§ **To be done**: Pick out every line holding the string "polucje" and copy it.

§ **Records shown**:
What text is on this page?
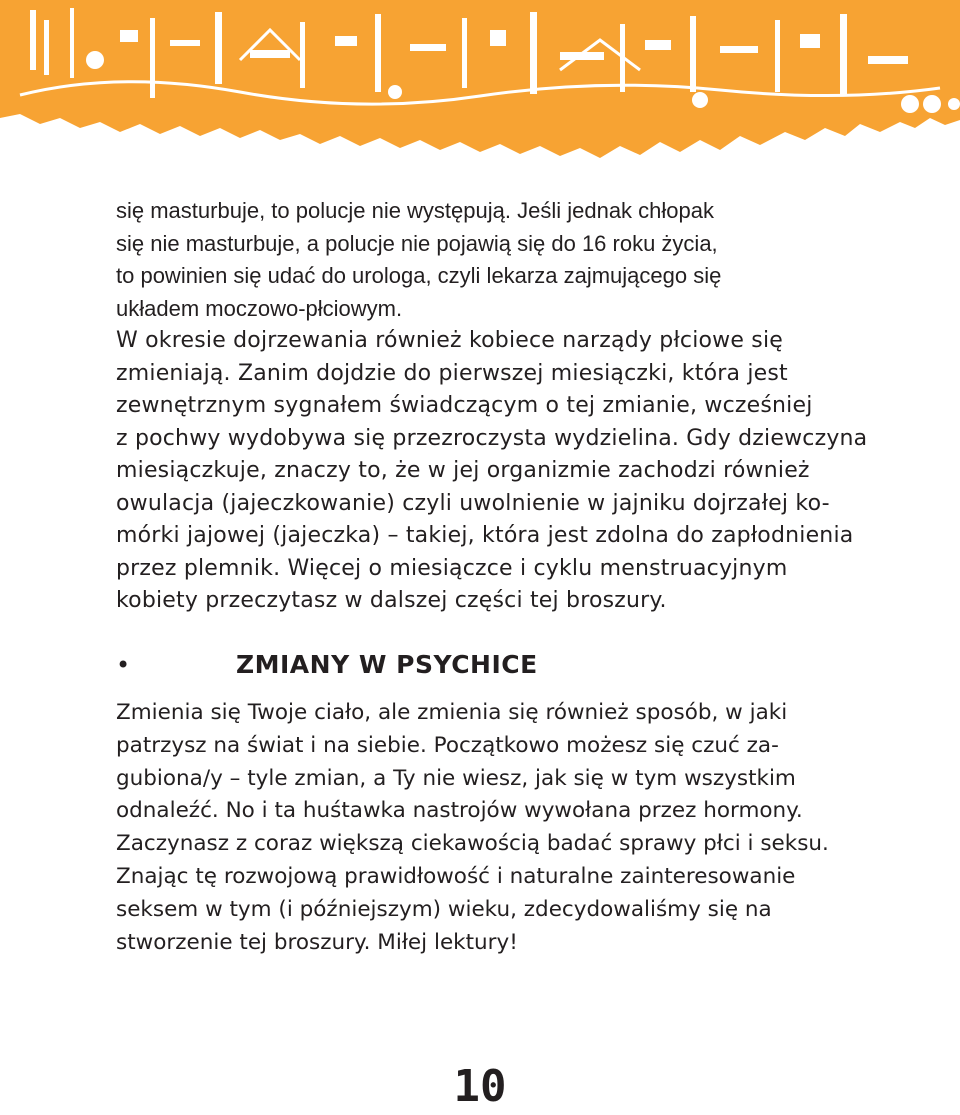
się masturbuje, to polucje nie występują. Jeśli jednak chłopak
się nie masturbuje, a polucje nie pojawią się do 16 roku życia,
to powinien się udać do urologa, czyli lekarza zajmującego się
układem moczowo-płciowym.
W okresie dojrzewania również kobiece narządy płciowe się
zmieniają. Zanim dojdzie do pierwszej miesiączki, która jest
zewnętrznym sygnałem świadczącym o tej zmianie, wcześniej
z pochwy wydobywa się przezroczysta wydzielina. Gdy dziewczyna
miesiączkuje, znaczy to, że w jej organizmie zachodzi również
owulacja (jajeczkowanie) czyli uwolnienie w jajniku dojrzałej ko-
mórki jajowej (jajeczka) – takiej, która jest zdolna do zapłodnienia
przez plemnik. Więcej o miesiączce i cyklu menstruacyjnym
kobiety przeczytasz w dalszej części tej broszury.
•	ZMIANY W PSYCHICE
Zmienia się Twoje ciało, ale zmienia się również sposób, w jaki
patrzysz na świat i na siebie. Początkowo możesz się czuć za-
gubiona/y – tyle zmian, a Ty nie wiesz, jak się w tym wszystkim
odnaleźć. No i ta huśtawka nastrojów wywołana przez hormony.
Zaczynasz z coraz większą ciekawością badać sprawy płci i seksu.
Znając tę rozwojową prawidłowość i naturalne zainteresowanie
seksem w tym (i późniejszym) wieku, zdecydowaliśmy się na
stworzenie tej broszury. Miłej lektury!
10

§ **Solution for this problem**:
się masturbuje, to polucje nie występują. Jeśli jednak chłopak
się nie masturbuje, a polucje nie pojawią się do 16 roku życia,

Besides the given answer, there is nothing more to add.